> [Given request 1]
Pull out the entries from the first line of the data listing through the line that contains "row-divider — [38, 198, 228, 199]", including both, and reproduce each line unchanged.

> [Text block]
···
At the 11th hour of the 11th day of the 11th month in 1918 the hostilities ceased. This upcoming November 11 will be a poignant day for all the countries involved.
This month marks 100 years since the armistice was signed to end what we know as World War I.
There will be a series of events to mark the centenary. Included will be a commemorative service at St Symphorien Cemetery near Mons, Belgium, where the conflict began.
In the UK, the National Service of Remembrance at London’s Cenotaph will follow traditional lines, as it remembers the fallen of all conflicts.
During the day, church and other bells will ring out as they did at the end of World War I and the day will end with a service at Westminster Abbey, London, along with others in Glasgow, Cardiff, and Belfast.
In Thailand, there will be a couple of events on the 11th.
One will be in Kanchanaburi, the site of the World War II Death Railway; the other will be at the soon-to-disappear British Embassy in Bangkok.
Also as part of Remembrance, a Poppy Golf Charity Tournament was held November 2 with a gala dinner the day after.
···
> [Given request 2]
In the armistice centenary text, on what date was the Poppy Golf Charity Tournament held?

(Data listing)
···
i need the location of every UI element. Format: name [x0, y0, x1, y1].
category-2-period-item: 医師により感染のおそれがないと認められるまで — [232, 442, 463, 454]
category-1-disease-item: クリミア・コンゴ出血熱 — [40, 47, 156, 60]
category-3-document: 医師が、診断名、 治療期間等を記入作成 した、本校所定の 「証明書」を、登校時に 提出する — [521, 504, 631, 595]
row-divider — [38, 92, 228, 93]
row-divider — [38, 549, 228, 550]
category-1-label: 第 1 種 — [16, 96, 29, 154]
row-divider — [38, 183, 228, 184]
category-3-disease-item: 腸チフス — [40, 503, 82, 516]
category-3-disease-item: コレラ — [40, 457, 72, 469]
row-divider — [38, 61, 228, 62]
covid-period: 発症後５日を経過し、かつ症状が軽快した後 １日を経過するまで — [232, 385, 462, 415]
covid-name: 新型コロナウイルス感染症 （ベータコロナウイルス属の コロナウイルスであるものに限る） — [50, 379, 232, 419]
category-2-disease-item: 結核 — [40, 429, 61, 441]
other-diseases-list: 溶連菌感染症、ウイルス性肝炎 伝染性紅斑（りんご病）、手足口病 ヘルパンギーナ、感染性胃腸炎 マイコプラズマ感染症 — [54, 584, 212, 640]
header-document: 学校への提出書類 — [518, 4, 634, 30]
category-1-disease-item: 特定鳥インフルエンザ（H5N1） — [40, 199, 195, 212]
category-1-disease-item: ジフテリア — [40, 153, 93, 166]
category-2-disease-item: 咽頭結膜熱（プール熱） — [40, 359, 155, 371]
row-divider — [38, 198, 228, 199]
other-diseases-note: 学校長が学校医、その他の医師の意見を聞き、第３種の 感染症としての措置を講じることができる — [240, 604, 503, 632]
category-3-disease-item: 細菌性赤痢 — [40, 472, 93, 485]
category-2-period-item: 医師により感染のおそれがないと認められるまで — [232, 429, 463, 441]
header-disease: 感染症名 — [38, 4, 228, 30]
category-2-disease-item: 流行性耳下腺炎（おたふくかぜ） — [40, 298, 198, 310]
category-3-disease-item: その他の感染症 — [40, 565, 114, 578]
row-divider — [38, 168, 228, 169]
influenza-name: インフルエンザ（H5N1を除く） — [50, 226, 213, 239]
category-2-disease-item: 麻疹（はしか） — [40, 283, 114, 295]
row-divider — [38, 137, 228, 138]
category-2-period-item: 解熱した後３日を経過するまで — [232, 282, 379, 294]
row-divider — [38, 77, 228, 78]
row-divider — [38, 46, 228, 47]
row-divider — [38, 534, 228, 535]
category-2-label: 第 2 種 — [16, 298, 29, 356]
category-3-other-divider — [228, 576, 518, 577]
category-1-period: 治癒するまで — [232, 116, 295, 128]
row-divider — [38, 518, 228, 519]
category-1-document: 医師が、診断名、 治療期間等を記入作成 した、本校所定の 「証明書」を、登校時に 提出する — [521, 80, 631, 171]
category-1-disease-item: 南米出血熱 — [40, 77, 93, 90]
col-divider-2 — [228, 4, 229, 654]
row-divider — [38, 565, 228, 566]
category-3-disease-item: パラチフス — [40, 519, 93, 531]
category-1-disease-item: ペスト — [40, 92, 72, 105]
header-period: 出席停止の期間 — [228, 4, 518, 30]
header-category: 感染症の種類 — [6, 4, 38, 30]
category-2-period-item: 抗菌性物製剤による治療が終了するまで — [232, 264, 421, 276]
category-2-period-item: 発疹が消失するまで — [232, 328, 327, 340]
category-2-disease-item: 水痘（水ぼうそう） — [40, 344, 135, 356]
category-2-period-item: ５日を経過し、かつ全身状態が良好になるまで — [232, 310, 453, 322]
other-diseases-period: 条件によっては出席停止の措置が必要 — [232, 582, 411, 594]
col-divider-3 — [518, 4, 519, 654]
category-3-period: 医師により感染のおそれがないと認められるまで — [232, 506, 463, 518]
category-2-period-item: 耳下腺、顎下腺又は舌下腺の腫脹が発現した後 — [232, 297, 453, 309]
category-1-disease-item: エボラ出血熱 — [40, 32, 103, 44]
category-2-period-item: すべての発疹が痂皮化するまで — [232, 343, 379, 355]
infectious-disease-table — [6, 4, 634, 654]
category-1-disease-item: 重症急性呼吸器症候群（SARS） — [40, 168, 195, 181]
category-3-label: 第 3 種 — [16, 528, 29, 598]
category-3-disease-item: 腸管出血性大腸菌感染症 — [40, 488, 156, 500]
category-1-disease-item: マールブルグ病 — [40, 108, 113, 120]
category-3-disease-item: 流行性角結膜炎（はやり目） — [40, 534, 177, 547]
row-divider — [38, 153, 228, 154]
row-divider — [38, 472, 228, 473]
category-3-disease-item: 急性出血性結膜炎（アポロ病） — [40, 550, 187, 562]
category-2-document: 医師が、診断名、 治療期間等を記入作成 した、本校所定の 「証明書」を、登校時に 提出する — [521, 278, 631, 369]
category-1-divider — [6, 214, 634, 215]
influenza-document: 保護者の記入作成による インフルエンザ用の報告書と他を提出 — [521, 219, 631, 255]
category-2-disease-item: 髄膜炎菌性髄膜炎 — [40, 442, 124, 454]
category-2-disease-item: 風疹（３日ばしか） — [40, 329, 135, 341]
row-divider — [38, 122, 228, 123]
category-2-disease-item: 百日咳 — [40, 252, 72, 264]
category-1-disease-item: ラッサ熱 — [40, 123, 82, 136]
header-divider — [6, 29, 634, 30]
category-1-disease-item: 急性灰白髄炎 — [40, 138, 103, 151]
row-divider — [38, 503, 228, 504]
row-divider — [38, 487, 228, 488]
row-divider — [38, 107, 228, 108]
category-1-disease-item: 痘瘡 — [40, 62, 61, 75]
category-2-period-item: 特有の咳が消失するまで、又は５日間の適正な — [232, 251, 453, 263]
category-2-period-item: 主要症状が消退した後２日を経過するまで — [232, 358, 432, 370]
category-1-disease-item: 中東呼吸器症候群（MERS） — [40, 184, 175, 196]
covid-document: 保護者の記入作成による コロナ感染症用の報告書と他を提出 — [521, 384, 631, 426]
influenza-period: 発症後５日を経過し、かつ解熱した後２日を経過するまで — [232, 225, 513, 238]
···
> [Worked answer 1]
i need the location of every UI element. Format: name [x0, y0, x1, y1].
category-2-period-item: 医師により感染のおそれがないと認められるまで — [232, 442, 463, 454]
category-1-disease-item: クリミア・コンゴ出血熱 — [40, 47, 156, 60]
category-3-document: 医師が、診断名、 治療期間等を記入作成 した、本校所定の 「証明書」を、登校時に 提出する — [521, 504, 631, 595]
row-divider — [38, 92, 228, 93]
row-divider — [38, 549, 228, 550]
category-1-label: 第 1 種 — [16, 96, 29, 154]
row-divider — [38, 183, 228, 184]
category-3-disease-item: 腸チフス — [40, 503, 82, 516]
category-3-disease-item: コレラ — [40, 457, 72, 469]
row-divider — [38, 61, 228, 62]
covid-period: 発症後５日を経過し、かつ症状が軽快した後 １日を経過するまで — [232, 385, 462, 415]
covid-name: 新型コロナウイルス感染症 （ベータコロナウイルス属の コロナウイルスであるものに限る） — [50, 379, 232, 419]
category-2-disease-item: 結核 — [40, 429, 61, 441]
other-diseases-list: 溶連菌感染症、ウイルス性肝炎 伝染性紅斑（りんご病）、手足口病 ヘルパンギーナ、感染性胃腸炎 マイコプラズマ感染症 — [54, 584, 212, 640]
header-document: 学校への提出書類 — [518, 4, 634, 30]
category-1-disease-item: 特定鳥インフルエンザ（H5N1） — [40, 199, 195, 212]
category-1-disease-item: ジフテリア — [40, 153, 93, 166]
category-2-disease-item: 咽頭結膜熱（プール熱） — [40, 359, 155, 371]
row-divider — [38, 198, 228, 199]

> [Worked answer 2]
November 2